*Work to be completed*. Extract all lines that hold "sabes" from the records below.

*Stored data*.
--- start ---

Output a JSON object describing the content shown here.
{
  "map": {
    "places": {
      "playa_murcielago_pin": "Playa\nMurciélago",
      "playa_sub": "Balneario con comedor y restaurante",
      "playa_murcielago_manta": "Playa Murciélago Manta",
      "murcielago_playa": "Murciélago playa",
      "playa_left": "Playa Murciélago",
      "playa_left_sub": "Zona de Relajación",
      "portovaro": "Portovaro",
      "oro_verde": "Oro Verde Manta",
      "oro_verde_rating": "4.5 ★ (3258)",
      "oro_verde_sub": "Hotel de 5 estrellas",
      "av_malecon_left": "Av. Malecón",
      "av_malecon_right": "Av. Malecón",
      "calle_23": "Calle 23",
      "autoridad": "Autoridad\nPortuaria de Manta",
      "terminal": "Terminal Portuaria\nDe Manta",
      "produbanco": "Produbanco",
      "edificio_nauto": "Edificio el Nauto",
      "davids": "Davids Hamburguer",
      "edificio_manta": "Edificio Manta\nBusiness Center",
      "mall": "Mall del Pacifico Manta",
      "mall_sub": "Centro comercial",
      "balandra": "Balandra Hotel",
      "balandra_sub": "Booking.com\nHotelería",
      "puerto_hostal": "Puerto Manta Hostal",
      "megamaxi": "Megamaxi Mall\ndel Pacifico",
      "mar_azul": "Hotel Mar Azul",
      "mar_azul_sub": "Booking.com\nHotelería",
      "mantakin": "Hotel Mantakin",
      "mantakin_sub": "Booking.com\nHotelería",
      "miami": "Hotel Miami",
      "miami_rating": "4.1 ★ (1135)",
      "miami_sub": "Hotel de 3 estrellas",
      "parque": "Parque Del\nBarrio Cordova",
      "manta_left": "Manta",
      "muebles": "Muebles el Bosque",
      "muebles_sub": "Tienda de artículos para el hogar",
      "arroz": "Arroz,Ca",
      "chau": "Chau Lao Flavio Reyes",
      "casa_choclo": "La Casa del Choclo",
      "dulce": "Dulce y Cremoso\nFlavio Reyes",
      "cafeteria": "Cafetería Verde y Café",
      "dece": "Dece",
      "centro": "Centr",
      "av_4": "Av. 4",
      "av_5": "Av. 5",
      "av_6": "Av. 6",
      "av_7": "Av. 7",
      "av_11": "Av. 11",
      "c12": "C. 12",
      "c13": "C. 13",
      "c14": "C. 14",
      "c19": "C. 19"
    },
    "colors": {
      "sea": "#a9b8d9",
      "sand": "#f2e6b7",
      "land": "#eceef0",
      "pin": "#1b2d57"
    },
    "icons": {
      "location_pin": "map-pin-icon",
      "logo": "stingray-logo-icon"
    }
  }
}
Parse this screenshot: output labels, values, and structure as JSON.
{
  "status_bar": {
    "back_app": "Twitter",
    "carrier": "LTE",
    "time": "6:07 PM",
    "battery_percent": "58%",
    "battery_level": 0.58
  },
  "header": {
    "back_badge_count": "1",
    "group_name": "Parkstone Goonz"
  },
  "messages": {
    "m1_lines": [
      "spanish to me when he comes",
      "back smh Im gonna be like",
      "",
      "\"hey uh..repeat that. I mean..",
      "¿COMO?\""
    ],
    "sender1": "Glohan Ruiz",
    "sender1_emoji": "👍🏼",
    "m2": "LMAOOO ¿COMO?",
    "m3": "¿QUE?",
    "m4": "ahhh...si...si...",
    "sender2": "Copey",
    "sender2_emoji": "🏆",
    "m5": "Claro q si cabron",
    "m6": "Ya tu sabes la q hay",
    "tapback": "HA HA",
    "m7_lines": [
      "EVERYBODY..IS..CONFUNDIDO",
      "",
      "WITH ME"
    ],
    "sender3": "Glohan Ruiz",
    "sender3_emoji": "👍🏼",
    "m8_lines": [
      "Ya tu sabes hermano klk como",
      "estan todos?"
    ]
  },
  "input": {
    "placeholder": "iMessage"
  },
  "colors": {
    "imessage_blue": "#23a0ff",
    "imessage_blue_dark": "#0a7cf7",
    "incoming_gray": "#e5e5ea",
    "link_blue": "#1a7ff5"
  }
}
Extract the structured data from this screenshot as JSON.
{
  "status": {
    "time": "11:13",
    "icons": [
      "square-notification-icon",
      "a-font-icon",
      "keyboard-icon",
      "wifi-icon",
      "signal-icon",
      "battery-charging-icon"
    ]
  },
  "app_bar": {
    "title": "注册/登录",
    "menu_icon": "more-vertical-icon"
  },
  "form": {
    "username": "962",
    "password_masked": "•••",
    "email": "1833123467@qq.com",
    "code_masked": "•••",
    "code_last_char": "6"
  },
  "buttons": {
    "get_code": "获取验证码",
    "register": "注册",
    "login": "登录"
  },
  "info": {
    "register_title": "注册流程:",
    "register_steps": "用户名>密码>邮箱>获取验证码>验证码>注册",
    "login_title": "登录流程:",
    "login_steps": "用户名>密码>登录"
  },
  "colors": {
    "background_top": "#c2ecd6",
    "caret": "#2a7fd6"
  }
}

--- end ---

*Result of the task*.
    "m6": "Ya tu sabes la q hay",
      "Ya tu sabes hermano klk como",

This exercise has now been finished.